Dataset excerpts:
----------
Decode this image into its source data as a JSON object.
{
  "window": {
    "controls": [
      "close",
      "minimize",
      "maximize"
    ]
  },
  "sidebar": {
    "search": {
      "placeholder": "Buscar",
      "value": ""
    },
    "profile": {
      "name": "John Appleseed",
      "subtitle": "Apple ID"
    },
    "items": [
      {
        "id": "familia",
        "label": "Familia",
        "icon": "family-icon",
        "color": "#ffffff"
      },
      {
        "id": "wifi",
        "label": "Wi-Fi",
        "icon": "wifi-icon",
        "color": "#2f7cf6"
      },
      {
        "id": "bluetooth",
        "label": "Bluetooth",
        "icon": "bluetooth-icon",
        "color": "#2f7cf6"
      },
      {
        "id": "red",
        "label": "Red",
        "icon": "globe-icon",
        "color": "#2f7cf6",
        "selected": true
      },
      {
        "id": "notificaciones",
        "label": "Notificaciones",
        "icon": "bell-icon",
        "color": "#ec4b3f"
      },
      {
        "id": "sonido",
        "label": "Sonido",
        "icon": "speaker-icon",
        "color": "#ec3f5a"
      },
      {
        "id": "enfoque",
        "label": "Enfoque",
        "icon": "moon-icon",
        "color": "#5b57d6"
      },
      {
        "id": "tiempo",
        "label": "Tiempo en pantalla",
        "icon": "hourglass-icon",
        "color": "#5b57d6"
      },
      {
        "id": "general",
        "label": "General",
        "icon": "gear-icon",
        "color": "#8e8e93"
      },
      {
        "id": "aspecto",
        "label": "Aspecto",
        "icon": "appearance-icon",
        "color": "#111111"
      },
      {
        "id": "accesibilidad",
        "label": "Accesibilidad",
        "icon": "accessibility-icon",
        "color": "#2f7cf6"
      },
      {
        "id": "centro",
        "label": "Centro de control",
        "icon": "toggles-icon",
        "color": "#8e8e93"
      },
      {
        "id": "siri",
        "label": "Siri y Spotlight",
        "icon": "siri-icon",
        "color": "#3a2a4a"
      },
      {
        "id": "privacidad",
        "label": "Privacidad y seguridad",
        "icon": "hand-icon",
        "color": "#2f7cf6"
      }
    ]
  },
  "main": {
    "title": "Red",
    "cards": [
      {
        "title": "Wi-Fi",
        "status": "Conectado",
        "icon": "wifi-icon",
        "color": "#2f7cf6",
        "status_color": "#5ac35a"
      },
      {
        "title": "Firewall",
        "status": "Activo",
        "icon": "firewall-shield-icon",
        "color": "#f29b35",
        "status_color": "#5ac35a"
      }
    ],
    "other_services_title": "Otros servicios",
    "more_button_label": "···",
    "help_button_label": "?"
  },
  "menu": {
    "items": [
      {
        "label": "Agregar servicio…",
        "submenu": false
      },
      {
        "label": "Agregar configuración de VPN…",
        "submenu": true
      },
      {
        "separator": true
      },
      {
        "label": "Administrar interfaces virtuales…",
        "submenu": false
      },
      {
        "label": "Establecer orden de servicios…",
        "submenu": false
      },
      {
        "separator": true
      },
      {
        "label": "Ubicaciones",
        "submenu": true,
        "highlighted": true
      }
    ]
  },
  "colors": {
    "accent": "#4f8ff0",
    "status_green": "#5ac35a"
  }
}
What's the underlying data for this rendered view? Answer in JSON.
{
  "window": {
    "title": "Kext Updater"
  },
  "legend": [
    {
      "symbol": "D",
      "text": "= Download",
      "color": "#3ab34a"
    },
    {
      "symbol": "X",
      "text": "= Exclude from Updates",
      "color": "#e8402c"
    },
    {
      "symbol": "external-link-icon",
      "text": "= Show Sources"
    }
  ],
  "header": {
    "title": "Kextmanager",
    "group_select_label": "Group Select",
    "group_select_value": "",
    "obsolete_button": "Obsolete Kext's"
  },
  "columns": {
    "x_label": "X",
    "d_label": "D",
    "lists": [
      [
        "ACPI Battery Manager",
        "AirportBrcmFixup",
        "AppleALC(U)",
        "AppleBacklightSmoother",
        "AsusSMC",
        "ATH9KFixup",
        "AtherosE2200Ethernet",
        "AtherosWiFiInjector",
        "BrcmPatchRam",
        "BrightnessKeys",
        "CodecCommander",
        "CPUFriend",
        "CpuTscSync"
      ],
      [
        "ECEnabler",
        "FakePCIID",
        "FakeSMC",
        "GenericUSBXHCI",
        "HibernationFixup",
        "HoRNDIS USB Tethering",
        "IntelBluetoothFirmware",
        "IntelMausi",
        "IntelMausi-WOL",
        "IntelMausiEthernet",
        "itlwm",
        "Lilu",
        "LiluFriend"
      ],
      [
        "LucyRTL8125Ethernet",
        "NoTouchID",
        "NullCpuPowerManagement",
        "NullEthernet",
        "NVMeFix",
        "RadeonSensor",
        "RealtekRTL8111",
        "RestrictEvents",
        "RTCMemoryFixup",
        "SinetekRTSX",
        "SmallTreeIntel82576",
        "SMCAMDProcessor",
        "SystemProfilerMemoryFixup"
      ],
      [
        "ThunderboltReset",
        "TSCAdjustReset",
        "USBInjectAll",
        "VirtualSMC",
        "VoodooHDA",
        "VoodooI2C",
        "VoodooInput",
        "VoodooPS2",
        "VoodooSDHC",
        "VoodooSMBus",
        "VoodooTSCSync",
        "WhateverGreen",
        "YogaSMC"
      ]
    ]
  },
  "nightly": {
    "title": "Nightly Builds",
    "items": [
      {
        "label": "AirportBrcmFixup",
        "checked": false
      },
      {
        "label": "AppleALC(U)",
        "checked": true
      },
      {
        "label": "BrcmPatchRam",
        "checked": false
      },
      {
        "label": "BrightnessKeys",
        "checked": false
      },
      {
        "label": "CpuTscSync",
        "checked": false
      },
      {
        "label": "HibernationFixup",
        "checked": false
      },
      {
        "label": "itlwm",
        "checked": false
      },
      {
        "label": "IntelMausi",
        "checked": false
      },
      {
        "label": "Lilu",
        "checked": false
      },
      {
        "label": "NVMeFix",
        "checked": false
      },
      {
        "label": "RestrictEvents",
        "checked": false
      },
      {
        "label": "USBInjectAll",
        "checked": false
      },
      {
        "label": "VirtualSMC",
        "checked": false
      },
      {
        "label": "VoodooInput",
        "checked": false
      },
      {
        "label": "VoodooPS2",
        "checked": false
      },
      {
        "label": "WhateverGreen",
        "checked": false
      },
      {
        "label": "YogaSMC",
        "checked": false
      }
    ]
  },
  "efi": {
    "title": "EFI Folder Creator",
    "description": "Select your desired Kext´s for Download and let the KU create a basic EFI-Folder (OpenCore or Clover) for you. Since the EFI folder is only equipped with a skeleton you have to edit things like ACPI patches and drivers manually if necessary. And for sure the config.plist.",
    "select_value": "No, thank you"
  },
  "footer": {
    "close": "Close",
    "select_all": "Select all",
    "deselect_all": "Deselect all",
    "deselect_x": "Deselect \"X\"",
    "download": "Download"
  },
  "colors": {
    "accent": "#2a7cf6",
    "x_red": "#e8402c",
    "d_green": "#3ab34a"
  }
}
----------
• **What the task requires**: Write the data back out verbatim.

• **Task response**:
Decode this image into its source data as a JSON object.
{
  "window": {
    "controls": [
      "close",
      "minimize",
      "maximize"
    ]
  },
  "sidebar": {
    "search": {
      "placeholder": "Buscar",
      "value": ""
    },
    "profile": {
      "name": "John Appleseed",
      "subtitle": "Apple ID"
    },
    "items": [
      {
        "id": "familia",
        "label": "Familia",
        "icon": "family-icon",
        "color": "#ffffff"
      },
      {
        "id": "wifi",
        "label": "Wi-Fi",
        "icon": "wifi-icon",
        "color": "#2f7cf6"
      },
      {
        "id": "bluetooth",
        "label": "Bluetooth",
        "icon": "bluetooth-icon",
        "color": "#2f7cf6"
      },
      {
        "id": "red",
        "label": "Red",
        "icon": "globe-icon",
        "color": "#2f7cf6",
        "selected": true
      },
      {
        "id": "notificaciones",
        "label": "Notificaciones",
        "icon": "bell-icon",
        "color": "#ec4b3f"
      },
      {
        "id": "sonido",
        "label": "Sonido",
        "icon": "speaker-icon",
        "color": "#ec3f5a"
      },
      {
        "id": "enfoque",
        "label": "Enfoque",
        "icon": "moon-icon",
        "color": "#5b57d6"
      },
      {
        "id": "tiempo",
        "label": "Tiempo en pantalla",
        "icon": "hourglass-icon",
        "color": "#5b57d6"
      },
      {
        "id": "general",
        "label": "General",
        "icon": "gear-icon",
        "color": "#8e8e93"
      },
      {
        "id": "aspecto",
        "label": "Aspecto",
        "icon": "appearance-icon",
        "color": "#111111"
      },
      {
        "id": "accesibilidad",
        "label": "Accesibilidad",
        "icon": "accessibility-icon",
        "color": "#2f7cf6"
      },
      {
        "id": "centro",
        "label": "Centro de control",
        "icon": "toggles-icon",
        "color": "#8e8e93"
      },
      {
        "id": "siri",
        "label": "Siri y Spotlight",
        "icon": "siri-icon",
        "color": "#3a2a4a"
      },
      {
        "id": "privacidad",
        "label": "Privacidad y seguridad",
        "icon": "hand-icon",
        "color": "#2f7cf6"
      }
    ]
  },
  "main": {
    "title": "Red",
    "cards": [
      {
        "title": "Wi-Fi",
        "status": "Conectado",
        "icon": "wifi-icon",
        "color": "#2f7cf6",
        "status_color": "#5ac35a"
      },
      {
        "title": "Firewall",
        "status": "Activo",
        "icon": "firewall-shield-icon",
        "color": "#f29b35",
        "status_color": "#5ac35a"
      }
    ],
    "other_services_title": "Otros servicios",
    "more_button_label": "···",
    "help_button_label": "?"
  },
  "menu": {
    "items": [
      {
        "label": "Agregar servicio…",
        "submenu": false
      },
      {
        "label": "Agregar configuración de VPN…",
        "submenu": true
      },
      {
        "separator": true
      },
      {
        "label": "Administrar interfaces virtuales…",
        "submenu": false
      },
      {
        "label": "Establecer orden de servicios…",
        "submenu": false
      },
      {
        "separator": true
      },
      {
        "label": "Ubicaciones",
        "submenu": true,
        "highlighted": true
      }
    ]
  },
  "colors": {
    "accent": "#4f8ff0",
    "status_green": "#5ac35a"
  }
}
What's the underlying data for this rendered view? Answer in JSON.
{
  "window": {
    "title": "Kext Updater"
  },
  "legend": [
    {
      "symbol": "D",
      "text": "= Download",
      "color": "#3ab34a"
    },
    {
      "symbol": "X",
      "text": "= Exclude from Updates",
      "color": "#e8402c"
    },
    {
      "symbol": "external-link-icon",
      "text": "= Show Sources"
    }
  ],
  "header": {
    "title": "Kextmanager",
    "group_select_label": "Group Select",
    "group_select_value": "",
    "obsolete_button": "Obsolete Kext's"
  },
  "columns": {
    "x_label": "X",
    "d_label": "D",
    "lists": [
      [
        "ACPI Battery Manager",
        "AirportBrcmFixup",
        "AppleALC(U)",
        "AppleBacklightSmoother",
        "AsusSMC",
        "ATH9KFixup",
        "AtherosE2200Ethernet",
        "AtherosWiFiInjector",
        "BrcmPatchRam",
        "BrightnessKeys",
        "CodecCommander",
        "CPUFriend",
        "CpuTscSync"
      ],
      [
        "ECEnabler",
        "FakePCIID",
        "FakeSMC",
        "GenericUSBXHCI",
        "HibernationFixup",
        "HoRNDIS USB Tethering",
        "IntelBluetoothFirmware",
        "IntelMausi",
        "IntelMausi-WOL",
        "IntelMausiEthernet",
        "itlwm",
        "Lilu",
        "LiluFriend"
      ],
      [
        "LucyRTL8125Ethernet",
        "NoTouchID",
        "NullCpuPowerManagement",
        "NullEthernet",
        "NVMeFix",
        "RadeonSensor",
        "RealtekRTL8111",
        "RestrictEvents",
        "RTCMemoryFixup",
        "SinetekRTSX",
        "SmallTreeIntel82576",
        "SMCAMDProcessor",
        "SystemProfilerMemoryFixup"
      ],
      [
        "ThunderboltReset",
        "TSCAdjustReset",
        "USBInjectAll",
        "VirtualSMC",
        "VoodooHDA",
        "VoodooI2C",
        "VoodooInput",
        "VoodooPS2",
        "VoodooSDHC",
        "VoodooSMBus",
        "VoodooTSCSync",
        "WhateverGreen",
        "YogaSMC"
      ]
    ]
  },
  "nightly": {
    "title": "Nightly Builds",
    "items": [
      {
        "label": "AirportBrcmFixup",
        "checked": false
      },
      {
        "label": "AppleALC(U)",
        "checked": true
      },
      {
        "label": "BrcmPatchRam",
        "checked": false
      },
      {
        "label": "BrightnessKeys",
        "checked": false
      },
      {
        "label": "CpuTscSync",
        "checked": false
      },
      {
        "label": "HibernationFixup",
        "checked": false
      },
      {
        "label": "itlwm",
        "checked": false
      },
      {
        "label": "IntelMausi",
        "checked": false
      },
      {
        "label": "Lilu",
        "checked": false
      },
      {
        "label": "NVMeFix",
        "checked": false
      },
      {
        "label": "RestrictEvents",
        "checked": false
      },
      {
        "label": "USBInjectAll",
        "checked": false
      },
      {
        "label": "VirtualSMC",
        "checked": false
      },
      {
        "label": "VoodooInput",
        "checked": false
      },
      {
        "label": "VoodooPS2",
        "checked": false
      },
      {
        "label": "WhateverGreen",
        "checked": false
      },
      {
        "label": "YogaSMC",
        "checked": false
      }
    ]
  },
  "efi": {
    "title": "EFI Folder Creator",
    "description": "Select your desired Kext´s for Download and let the KU create a basic EFI-Folder (OpenCore or Clover) for you. Since the EFI folder is only equipped with a skeleton you have to edit things like ACPI patches and drivers manually if necessary. And for sure the config.plist.",
    "select_value": "No, thank you"
  },
  "footer": {
    "close": "Close",
    "select_all": "Select all",
    "deselect_all": "Deselect all",
    "deselect_x": "Deselect \"X\"",
    "download": "Download"
  },
  "colors": {
    "accent": "#2a7cf6",
    "x_red": "#e8402c",
    "d_green": "#3ab34a"
  }
}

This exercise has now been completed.